:: STORED RECORDS ::

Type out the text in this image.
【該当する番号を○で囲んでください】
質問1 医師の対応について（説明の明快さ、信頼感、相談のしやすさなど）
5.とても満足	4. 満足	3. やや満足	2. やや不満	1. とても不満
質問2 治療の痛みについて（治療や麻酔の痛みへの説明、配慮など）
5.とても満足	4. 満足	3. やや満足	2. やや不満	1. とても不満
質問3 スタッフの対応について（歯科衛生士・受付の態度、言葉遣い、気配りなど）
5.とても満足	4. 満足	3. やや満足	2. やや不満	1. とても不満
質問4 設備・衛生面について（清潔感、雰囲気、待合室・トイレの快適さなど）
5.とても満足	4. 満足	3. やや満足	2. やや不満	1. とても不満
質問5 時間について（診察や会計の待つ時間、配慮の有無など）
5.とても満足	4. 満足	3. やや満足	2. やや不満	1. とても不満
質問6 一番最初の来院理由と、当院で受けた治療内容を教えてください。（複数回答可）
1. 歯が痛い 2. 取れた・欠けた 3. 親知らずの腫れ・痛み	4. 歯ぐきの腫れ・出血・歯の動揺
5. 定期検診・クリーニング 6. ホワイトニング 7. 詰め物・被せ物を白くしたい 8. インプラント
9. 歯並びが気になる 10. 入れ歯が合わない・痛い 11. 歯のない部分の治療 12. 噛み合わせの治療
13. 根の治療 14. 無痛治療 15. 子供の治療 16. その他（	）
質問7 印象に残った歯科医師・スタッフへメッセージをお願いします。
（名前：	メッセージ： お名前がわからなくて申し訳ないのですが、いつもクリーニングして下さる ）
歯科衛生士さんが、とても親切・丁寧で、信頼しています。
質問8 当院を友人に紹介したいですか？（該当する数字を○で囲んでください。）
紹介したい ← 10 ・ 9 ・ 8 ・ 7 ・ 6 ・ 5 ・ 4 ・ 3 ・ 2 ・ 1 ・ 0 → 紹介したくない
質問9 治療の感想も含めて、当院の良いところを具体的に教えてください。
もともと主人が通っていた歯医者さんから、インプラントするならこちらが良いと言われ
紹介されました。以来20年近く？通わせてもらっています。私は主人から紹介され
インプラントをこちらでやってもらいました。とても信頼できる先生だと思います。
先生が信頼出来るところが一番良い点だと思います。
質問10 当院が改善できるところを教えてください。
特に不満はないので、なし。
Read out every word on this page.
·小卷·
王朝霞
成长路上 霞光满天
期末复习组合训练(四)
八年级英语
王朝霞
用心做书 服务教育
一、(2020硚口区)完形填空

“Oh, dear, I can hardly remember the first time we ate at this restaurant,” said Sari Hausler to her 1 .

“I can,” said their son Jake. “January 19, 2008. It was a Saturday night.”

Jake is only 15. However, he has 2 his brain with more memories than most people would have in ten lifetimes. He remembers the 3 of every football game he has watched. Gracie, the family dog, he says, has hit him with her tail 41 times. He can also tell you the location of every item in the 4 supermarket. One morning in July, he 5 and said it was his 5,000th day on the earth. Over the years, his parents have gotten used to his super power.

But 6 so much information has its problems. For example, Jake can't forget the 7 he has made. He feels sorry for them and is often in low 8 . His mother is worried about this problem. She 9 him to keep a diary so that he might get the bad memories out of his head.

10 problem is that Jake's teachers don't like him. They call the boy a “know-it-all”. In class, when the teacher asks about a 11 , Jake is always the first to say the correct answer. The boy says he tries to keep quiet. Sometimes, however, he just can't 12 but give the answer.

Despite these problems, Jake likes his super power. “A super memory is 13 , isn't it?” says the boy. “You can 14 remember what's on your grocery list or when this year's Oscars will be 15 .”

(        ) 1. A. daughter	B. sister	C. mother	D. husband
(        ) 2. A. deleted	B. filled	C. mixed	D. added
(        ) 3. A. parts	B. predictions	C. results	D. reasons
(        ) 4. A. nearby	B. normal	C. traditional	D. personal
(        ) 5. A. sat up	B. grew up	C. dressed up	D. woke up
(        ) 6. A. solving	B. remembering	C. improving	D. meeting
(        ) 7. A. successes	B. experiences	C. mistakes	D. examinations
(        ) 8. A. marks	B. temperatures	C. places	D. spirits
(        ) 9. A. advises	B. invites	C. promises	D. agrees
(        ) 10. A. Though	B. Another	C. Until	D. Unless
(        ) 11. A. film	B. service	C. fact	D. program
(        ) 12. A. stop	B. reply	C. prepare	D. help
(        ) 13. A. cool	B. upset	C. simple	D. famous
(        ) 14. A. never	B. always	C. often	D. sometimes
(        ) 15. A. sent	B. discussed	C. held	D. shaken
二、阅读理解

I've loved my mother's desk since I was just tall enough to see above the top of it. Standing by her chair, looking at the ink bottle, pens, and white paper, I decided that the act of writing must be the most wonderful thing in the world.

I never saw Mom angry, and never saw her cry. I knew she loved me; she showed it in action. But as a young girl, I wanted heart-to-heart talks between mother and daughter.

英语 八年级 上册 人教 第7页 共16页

:::

PROBLEM REQUIREMENTS:
Reproduce the listing in full. Keep it exactly as written.

ANSWER TO THE EXERCISE:
Type out the text in this image.
【該当する番号を○で囲んでください】
質問1 医師の対応について（説明の明快さ、信頼感、相談のしやすさなど）
5.とても満足	4. 満足	3. やや満足	2. やや不満	1. とても不満
質問2 治療の痛みについて（治療や麻酔の痛みへの説明、配慮など）
5.とても満足	4. 満足	3. やや満足	2. やや不満	1. とても不満
質問3 スタッフの対応について（歯科衛生士・受付の態度、言葉遣い、気配りなど）
5.とても満足	4. 満足	3. やや満足	2. やや不満	1. とても不満
質問4 設備・衛生面について（清潔感、雰囲気、待合室・トイレの快適さなど）
5.とても満足	4. 満足	3. やや満足	2. やや不満	1. とても不満
質問5 時間について（診察や会計の待つ時間、配慮の有無など）
5.とても満足	4. 満足	3. やや満足	2. やや不満	1. とても不満
質問6 一番最初の来院理由と、当院で受けた治療内容を教えてください。（複数回答可）
1. 歯が痛い 2. 取れた・欠けた 3. 親知らずの腫れ・痛み	4. 歯ぐきの腫れ・出血・歯の動揺
5. 定期検診・クリーニング 6. ホワイトニング 7. 詰め物・被せ物を白くしたい 8. インプラント
9. 歯並びが気になる 10. 入れ歯が合わない・痛い 11. 歯のない部分の治療 12. 噛み合わせの治療
13. 根の治療 14. 無痛治療 15. 子供の治療 16. その他（	）
質問7 印象に残った歯科医師・スタッフへメッセージをお願いします。
（名前：	メッセージ： お名前がわからなくて申し訳ないのですが、いつもクリーニングして下さる ）
歯科衛生士さんが、とても親切・丁寧で、信頼しています。
質問8 当院を友人に紹介したいですか？（該当する数字を○で囲んでください。）
紹介したい ← 10 ・ 9 ・ 8 ・ 7 ・ 6 ・ 5 ・ 4 ・ 3 ・ 2 ・ 1 ・ 0 → 紹介したくない
質問9 治療の感想も含めて、当院の良いところを具体的に教えてください。
もともと主人が通っていた歯医者さんから、インプラントするならこちらが良いと言われ
紹介されました。以来20年近く？通わせてもらっています。私は主人から紹介され
インプラントをこちらでやってもらいました。とても信頼できる先生だと思います。
先生が信頼出来るところが一番良い点だと思います。
質問10 当院が改善できるところを教えてください。
特に不満はないので、なし。
Read out every word on this page.
·小卷·
王朝霞
成长路上 霞光满天
期末复习组合训练(四)
八年级英语
王朝霞
用心做书 服务教育
一、(2020硚口区)完形填空

“Oh, dear, I can hardly remember the first time we ate at this restaurant,” said Sari Hausler to her 1 .

“I can,” said their son Jake. “January 19, 2008. It was a Saturday night.”

Jake is only 15. However, he has 2 his brain with more memories than most people would have in ten lifetimes. He remembers the 3 of every football game he has watched. Gracie, the family dog, he says, has hit him with her tail 41 times. He can also tell you the location of every item in the 4 supermarket. One morning in July, he 5 and said it was his 5,000th day on the earth. Over the years, his parents have gotten used to his super power.

But 6 so much information has its problems. For example, Jake can't forget the 7 he has made. He feels sorry for them and is often in low 8 . His mother is worried about this problem. She 9 him to keep a diary so that he might get the bad memories out of his head.

10 problem is that Jake's teachers don't like him. They call the boy a “know-it-all”. In class, when the teacher asks about a 11 , Jake is always the first to say the correct answer. The boy says he tries to keep quiet. Sometimes, however, he just can't 12 but give the answer.

Despite these problems, Jake likes his super power. “A super memory is 13 , isn't it?” says the boy. “You can 14 remember what's on your grocery list or when this year's Oscars will be 15 .”

(        ) 1. A. daughter	B. sister	C. mother	D. husband
(        ) 2. A. deleted	B. filled	C. mixed	D. added
(        ) 3. A. parts	B. predictions	C. results	D. reasons
(        ) 4. A. nearby	B. normal	C. traditional	D. personal
(        ) 5. A. sat up	B. grew up	C. dressed up	D. woke up
(        ) 6. A. solving	B. remembering	C. improving	D. meeting
(        ) 7. A. successes	B. experiences	C. mistakes	D. examinations
(        ) 8. A. marks	B. temperatures	C. places	D. spirits
(        ) 9. A. advises	B. invites	C. promises	D. agrees
(        ) 10. A. Though	B. Another	C. Until	D. Unless
(        ) 11. A. film	B. service	C. fact	D. program
(        ) 12. A. stop	B. reply	C. prepare	D. help
(        ) 13. A. cool	B. upset	C. simple	D. famous
(        ) 14. A. never	B. always	C. often	D. sometimes
(        ) 15. A. sent	B. discussed	C. held	D. shaken
二、阅读理解

I've loved my mother's desk since I was just tall enough to see above the top of it. Standing by her chair, looking at the ink bottle, pens, and white paper, I decided that the act of writing must be the most wonderful thing in the world.

I never saw Mom angry, and never saw her cry. I knew she loved me; she showed it in action. But as a young girl, I wanted heart-to-heart talks between mother and daughter.

英语 八年级 上册 人教 第7页 共16页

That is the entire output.